#### GIVEN PROBLEM:
Every line below should be repeated exactly.

#### ENTRIES PROVIDED:

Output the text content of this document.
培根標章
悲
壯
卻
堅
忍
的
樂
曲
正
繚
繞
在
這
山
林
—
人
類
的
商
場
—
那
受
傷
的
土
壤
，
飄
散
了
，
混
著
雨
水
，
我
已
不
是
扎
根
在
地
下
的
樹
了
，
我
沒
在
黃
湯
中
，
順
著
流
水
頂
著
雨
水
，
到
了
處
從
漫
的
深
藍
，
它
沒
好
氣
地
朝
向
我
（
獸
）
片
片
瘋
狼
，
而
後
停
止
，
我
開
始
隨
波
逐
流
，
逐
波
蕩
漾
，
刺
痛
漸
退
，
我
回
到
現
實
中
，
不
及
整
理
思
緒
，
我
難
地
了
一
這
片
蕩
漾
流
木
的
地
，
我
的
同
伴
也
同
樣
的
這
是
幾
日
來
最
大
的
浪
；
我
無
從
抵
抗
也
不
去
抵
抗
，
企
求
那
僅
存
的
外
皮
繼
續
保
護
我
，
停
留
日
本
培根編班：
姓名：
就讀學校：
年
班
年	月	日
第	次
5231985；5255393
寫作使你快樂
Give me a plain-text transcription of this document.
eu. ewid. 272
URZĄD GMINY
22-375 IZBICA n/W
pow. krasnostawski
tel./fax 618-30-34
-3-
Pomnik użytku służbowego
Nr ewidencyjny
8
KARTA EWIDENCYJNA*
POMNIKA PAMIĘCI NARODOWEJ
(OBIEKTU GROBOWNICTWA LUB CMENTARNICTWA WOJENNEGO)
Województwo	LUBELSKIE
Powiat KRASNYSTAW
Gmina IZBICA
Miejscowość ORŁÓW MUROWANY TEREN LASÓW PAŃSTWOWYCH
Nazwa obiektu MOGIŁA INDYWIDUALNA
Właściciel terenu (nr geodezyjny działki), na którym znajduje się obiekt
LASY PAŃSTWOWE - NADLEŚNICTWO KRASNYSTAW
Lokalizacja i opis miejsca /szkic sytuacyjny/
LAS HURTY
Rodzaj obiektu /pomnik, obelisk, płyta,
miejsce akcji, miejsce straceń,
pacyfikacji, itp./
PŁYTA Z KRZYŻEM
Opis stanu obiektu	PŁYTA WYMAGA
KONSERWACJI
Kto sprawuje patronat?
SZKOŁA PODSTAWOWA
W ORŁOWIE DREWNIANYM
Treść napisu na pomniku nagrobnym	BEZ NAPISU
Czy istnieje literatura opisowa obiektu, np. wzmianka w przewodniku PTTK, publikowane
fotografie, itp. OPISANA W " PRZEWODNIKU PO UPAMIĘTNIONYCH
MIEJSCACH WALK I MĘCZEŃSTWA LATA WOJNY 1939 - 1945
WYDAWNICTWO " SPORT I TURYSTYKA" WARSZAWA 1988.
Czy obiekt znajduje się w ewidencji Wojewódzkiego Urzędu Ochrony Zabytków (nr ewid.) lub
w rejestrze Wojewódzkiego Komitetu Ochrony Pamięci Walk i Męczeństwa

#### FULL OUTPUT:
Output the text content of this document.
培根標章
悲
壯
卻
堅
忍
的
樂
曲
正
繚
繞
在
這
山
林
—
人
類
的
商
場
—
那
受
傷
的
土
壤
，
飄
散
了
，
混
著
雨
水
，
我
已
不
是
扎
根
在
地
下
的
樹
了
，
我
沒
在
黃
湯
中
，
順
著
流
水
頂
著
雨
水
，
到
了
處
從
漫
的
深
藍
，
它
沒
好
氣
地
朝
向
我
（
獸
）
片
片
瘋
狼
，
而
後
停
止
，
我
開
始
隨
波
逐
流
，
逐
波
蕩
漾
，
刺
痛
漸
退
，
我
回
到
現
實
中
，
不
及
整
理
思
緒
，
我
難
地
了
一
這
片
蕩
漾
流
木
的
地
，
我
的
同
伴
也
同
樣
的
這
是
幾
日
來
最
大
的
浪
；
我
無
從
抵
抗
也
不
去
抵
抗
，
企
求
那
僅
存
的
外
皮
繼
續
保
護
我
，
停
留
日
本
培根編班：
姓名：
就讀學校：
年
班
年	月	日
第	次
5231985；5255393
寫作使你快樂
Give me a plain-text transcription of this document.
eu. ewid. 272
URZĄD GMINY
22-375 IZBICA n/W
pow. krasnostawski
tel./fax 618-30-34
-3-
Pomnik użytku służbowego
Nr ewidencyjny
8
KARTA EWIDENCYJNA*
POMNIKA PAMIĘCI NARODOWEJ
(OBIEKTU GROBOWNICTWA LUB CMENTARNICTWA WOJENNEGO)
Województwo	LUBELSKIE
Powiat KRASNYSTAW
Gmina IZBICA
Miejscowość ORŁÓW MUROWANY TEREN LASÓW PAŃSTWOWYCH
Nazwa obiektu MOGIŁA INDYWIDUALNA
Właściciel terenu (nr geodezyjny działki), na którym znajduje się obiekt
LASY PAŃSTWOWE - NADLEŚNICTWO KRASNYSTAW
Lokalizacja i opis miejsca /szkic sytuacyjny/
LAS HURTY
Rodzaj obiektu /pomnik, obelisk, płyta,
miejsce akcji, miejsce straceń,
pacyfikacji, itp./
PŁYTA Z KRZYŻEM
Opis stanu obiektu	PŁYTA WYMAGA
KONSERWACJI
Kto sprawuje patronat?
SZKOŁA PODSTAWOWA
W ORŁOWIE DREWNIANYM
Treść napisu na pomniku nagrobnym	BEZ NAPISU
Czy istnieje literatura opisowa obiektu, np. wzmianka w przewodniku PTTK, publikowane
fotografie, itp. OPISANA W " PRZEWODNIKU PO UPAMIĘTNIONYCH
MIEJSCACH WALK I MĘCZEŃSTWA LATA WOJNY 1939 - 1945
WYDAWNICTWO " SPORT I TURYSTYKA" WARSZAWA 1988.
Czy obiekt znajduje się w ewidencji Wojewódzkiego Urzędu Ochrony Zabytków (nr ewid.) lub
w rejestrze Wojewódzkiego Komitetu Ochrony Pamięci Walk i Męczeństwa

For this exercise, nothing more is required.